#### Task objective
Below is a set of records. Repeat all of them exactly.

[Supplied data start]

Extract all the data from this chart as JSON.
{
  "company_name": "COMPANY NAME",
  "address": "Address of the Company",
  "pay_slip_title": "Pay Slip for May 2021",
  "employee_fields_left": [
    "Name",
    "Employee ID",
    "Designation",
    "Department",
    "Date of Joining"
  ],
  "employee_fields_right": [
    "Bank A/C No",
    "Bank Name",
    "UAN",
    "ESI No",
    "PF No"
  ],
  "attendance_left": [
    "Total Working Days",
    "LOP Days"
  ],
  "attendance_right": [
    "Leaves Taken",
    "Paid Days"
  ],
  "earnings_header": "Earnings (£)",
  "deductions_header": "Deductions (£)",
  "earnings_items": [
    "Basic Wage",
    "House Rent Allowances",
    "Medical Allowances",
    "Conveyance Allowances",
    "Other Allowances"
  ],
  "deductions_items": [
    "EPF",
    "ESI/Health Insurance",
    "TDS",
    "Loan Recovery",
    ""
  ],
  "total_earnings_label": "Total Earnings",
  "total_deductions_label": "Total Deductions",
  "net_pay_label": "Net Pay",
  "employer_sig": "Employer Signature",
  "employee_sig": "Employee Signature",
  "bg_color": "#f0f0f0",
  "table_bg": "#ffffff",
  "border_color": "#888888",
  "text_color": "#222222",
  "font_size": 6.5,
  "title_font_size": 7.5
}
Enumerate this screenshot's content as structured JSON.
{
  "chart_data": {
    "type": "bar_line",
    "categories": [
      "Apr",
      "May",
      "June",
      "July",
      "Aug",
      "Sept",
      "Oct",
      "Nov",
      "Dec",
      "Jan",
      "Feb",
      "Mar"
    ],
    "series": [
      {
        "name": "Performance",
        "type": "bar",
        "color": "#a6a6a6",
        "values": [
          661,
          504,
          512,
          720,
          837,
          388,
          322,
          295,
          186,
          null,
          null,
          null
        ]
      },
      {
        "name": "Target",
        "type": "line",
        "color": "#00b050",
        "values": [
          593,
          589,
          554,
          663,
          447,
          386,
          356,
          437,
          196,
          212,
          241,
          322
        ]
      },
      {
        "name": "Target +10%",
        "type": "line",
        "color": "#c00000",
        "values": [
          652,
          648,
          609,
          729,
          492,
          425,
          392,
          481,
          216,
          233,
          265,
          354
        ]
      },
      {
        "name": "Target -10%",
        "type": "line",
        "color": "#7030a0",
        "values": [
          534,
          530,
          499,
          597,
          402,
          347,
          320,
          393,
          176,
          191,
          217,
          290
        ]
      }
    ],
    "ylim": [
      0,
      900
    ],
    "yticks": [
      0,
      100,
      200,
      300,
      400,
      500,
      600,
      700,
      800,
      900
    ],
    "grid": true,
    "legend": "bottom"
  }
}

[Supplied data end]

#### Solution below
Extract all the data from this chart as JSON.
{
  "company_name": "COMPANY NAME",
  "address": "Address of the Company",
  "pay_slip_title": "Pay Slip for May 2021",
  "employee_fields_left": [
    "Name",
    "Employee ID",
    "Designation",
    "Department",
    "Date of Joining"
  ],
  "employee_fields_right": [
    "Bank A/C No",
    "Bank Name",
    "UAN",
    "ESI No",
    "PF No"
  ],
  "attendance_left": [
    "Total Working Days",
    "LOP Days"
  ],
  "attendance_right": [
    "Leaves Taken",
    "Paid Days"
  ],
  "earnings_header": "Earnings (£)",
  "deductions_header": "Deductions (£)",
  "earnings_items": [
    "Basic Wage",
    "House Rent Allowances",
    "Medical Allowances",
    "Conveyance Allowances",
    "Other Allowances"
  ],
  "deductions_items": [
    "EPF",
    "ESI/Health Insurance",
    "TDS",
    "Loan Recovery",
    ""
  ],
  "total_earnings_label": "Total Earnings",
  "total_deductions_label": "Total Deductions",
  "net_pay_label": "Net Pay",
  "employer_sig": "Employer Signature",
  "employee_sig": "Employee Signature",
  "bg_color": "#f0f0f0",
  "table_bg": "#ffffff",
  "border_color": "#888888",
  "text_color": "#222222",
  "font_size": 6.5,
  "title_font_size": 7.5
}
Enumerate this screenshot's content as structured JSON.
{
  "chart_data": {
    "type": "bar_line",
    "categories": [
      "Apr",
      "May",
      "June",
      "July",
      "Aug",
      "Sept",
      "Oct",
      "Nov",
      "Dec",
      "Jan",
      "Feb",
      "Mar"
    ],
    "series": [
      {
        "name": "Performance",
        "type": "bar",
        "color": "#a6a6a6",
        "values": [
          661,
          504,
          512,
          720,
          837,
          388,
          322,
          295,
          186,
          null,
          null,
          null
        ]
      },
      {
        "name": "Target",
        "type": "line",
        "color": "#00b050",
        "values": [
          593,
          589,
          554,
          663,
          447,
          386,
          356,
          437,
          196,
          212,
          241,
          322
        ]
      },
      {
        "name": "Target +10%",
        "type": "line",
        "color": "#c00000",
        "values": [
          652,
          648,
          609,
          729,
          492,
          425,
          392,
          481,
          216,
          233,
          265,
          354
        ]
      },
      {
        "name": "Target -10%",
        "type": "line",
        "color": "#7030a0",
        "values": [
          534,
          530,
          499,
          597,
          402,
          347,
          320,
          393,
          176,
          191,
          217,
          290
        ]
      }
    ],
    "ylim": [
      0,
      900
    ],
    "yticks": [
      0,
      100,
      200,
      300,
      400,
      500,
      600,
      700,
      800,
      900
    ],
    "grid": true,
    "legend": "bottom"
  }
}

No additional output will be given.